EXERCISE AIM:
What follows is a listing. Return every line of it exactly.

Start of RECORDS SUPPLIED

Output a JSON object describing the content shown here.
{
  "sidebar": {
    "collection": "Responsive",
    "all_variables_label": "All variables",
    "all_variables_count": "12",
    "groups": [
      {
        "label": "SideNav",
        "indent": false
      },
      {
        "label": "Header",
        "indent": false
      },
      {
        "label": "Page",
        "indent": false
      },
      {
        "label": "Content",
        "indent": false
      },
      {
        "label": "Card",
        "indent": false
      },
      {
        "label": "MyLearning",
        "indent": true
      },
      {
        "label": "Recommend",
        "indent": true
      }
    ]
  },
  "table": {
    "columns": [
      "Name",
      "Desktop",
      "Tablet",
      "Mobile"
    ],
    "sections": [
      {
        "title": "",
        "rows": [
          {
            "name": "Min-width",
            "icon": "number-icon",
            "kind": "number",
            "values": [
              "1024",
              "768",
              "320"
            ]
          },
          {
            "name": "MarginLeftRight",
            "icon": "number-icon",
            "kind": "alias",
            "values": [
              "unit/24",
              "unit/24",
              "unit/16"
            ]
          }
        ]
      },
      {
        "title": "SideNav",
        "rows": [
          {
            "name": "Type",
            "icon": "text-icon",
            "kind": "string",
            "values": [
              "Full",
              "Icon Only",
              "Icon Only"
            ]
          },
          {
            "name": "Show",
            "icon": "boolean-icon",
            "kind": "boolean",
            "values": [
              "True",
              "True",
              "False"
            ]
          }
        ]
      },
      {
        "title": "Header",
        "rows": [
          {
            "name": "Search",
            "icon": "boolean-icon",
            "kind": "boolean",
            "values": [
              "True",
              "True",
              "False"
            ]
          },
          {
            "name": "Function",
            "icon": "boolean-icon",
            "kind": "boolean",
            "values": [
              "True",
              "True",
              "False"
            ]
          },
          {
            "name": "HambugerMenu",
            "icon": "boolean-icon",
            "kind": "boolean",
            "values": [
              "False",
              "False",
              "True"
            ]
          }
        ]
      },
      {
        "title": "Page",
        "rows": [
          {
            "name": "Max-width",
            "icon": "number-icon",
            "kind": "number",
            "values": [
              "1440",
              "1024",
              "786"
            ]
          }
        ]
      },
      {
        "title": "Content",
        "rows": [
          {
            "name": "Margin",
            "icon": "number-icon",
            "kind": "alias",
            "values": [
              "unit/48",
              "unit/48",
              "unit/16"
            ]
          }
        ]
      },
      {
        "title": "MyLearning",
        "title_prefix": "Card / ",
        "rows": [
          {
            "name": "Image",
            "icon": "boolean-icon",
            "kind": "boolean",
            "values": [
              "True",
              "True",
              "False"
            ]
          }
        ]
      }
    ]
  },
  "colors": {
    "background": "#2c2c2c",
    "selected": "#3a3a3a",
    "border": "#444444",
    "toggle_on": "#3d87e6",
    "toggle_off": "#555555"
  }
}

End of RECORDS SUPPLIED

OUTPUT:
Output a JSON object describing the content shown here.
{
  "sidebar": {
    "collection": "Responsive",
    "all_variables_label": "All variables",
    "all_variables_count": "12",
    "groups": [
      {
        "label": "SideNav",
        "indent": false
      },
      {
        "label": "Header",
        "indent": false
      },
      {
        "label": "Page",
        "indent": false
      },
      {
        "label": "Content",
        "indent": false
      },
      {
        "label": "Card",
        "indent": false
      },
      {
        "label": "MyLearning",
        "indent": true
      },
      {
        "label": "Recommend",
        "indent": true
      }
    ]
  },
  "table": {
    "columns": [
      "Name",
      "Desktop",
      "Tablet",
      "Mobile"
    ],
    "sections": [
      {
        "title": "",
        "rows": [
          {
            "name": "Min-width",
            "icon": "number-icon",
            "kind": "number",
            "values": [
              "1024",
              "768",
              "320"
            ]
          },
          {
            "name": "MarginLeftRight",
            "icon": "number-icon",
            "kind": "alias",
            "values": [
              "unit/24",
              "unit/24",
              "unit/16"
            ]
          }
        ]
      },
      {
        "title": "SideNav",
        "rows": [
          {
            "name": "Type",
            "icon": "text-icon",
            "kind": "string",
            "values": [
              "Full",
              "Icon Only",
              "Icon Only"
            ]
          },
          {
            "name": "Show",
            "icon": "boolean-icon",
            "kind": "boolean",
            "values": [
              "True",
              "True",
              "False"
            ]
          }
        ]
      },
      {
        "title": "Header",
        "rows": [
          {
            "name": "Search",
            "icon": "boolean-icon",
            "kind": "boolean",
            "values": [
              "True",
              "True",
              "False"
            ]
          },
          {
            "name": "Function",
            "icon": "boolean-icon",
            "kind": "boolean",
            "values": [
              "True",
              "True",
              "False"
            ]
          },
          {
            "name": "HambugerMenu",
            "icon": "boolean-icon",
            "kind": "boolean",
            "values": [
              "False",
              "False",
              "True"
            ]
          }
        ]
      },
      {
        "title": "Page",
        "rows": [
          {
            "name": "Max-width",
            "icon": "number-icon",
            "kind": "number",
            "values": [
              "1440",
              "1024",
              "786"
            ]
          }
        ]
      },
      {
        "title": "Content",
        "rows": [
          {
            "name": "Margin",
            "icon": "number-icon",
            "kind": "alias",
            "values": [
              "unit/48",
              "unit/48",
              "unit/16"
            ]
          }
        ]
      },
      {
        "title": "MyLearning",
        "title_prefix": "Card / ",
        "rows": [
          {
            "name": "Image",
            "icon": "boolean-icon",
            "kind": "boolean",
            "values": [
              "True",
              "True",
              "False"
            ]
          }
        ]
      }
    ]
  },
  "colors": {
    "background": "#2c2c2c",
    "selected": "#3a3a3a",
    "border": "#444444",
    "toggle_on": "#3d87e6",
    "toggle_off": "#555555"
  }
}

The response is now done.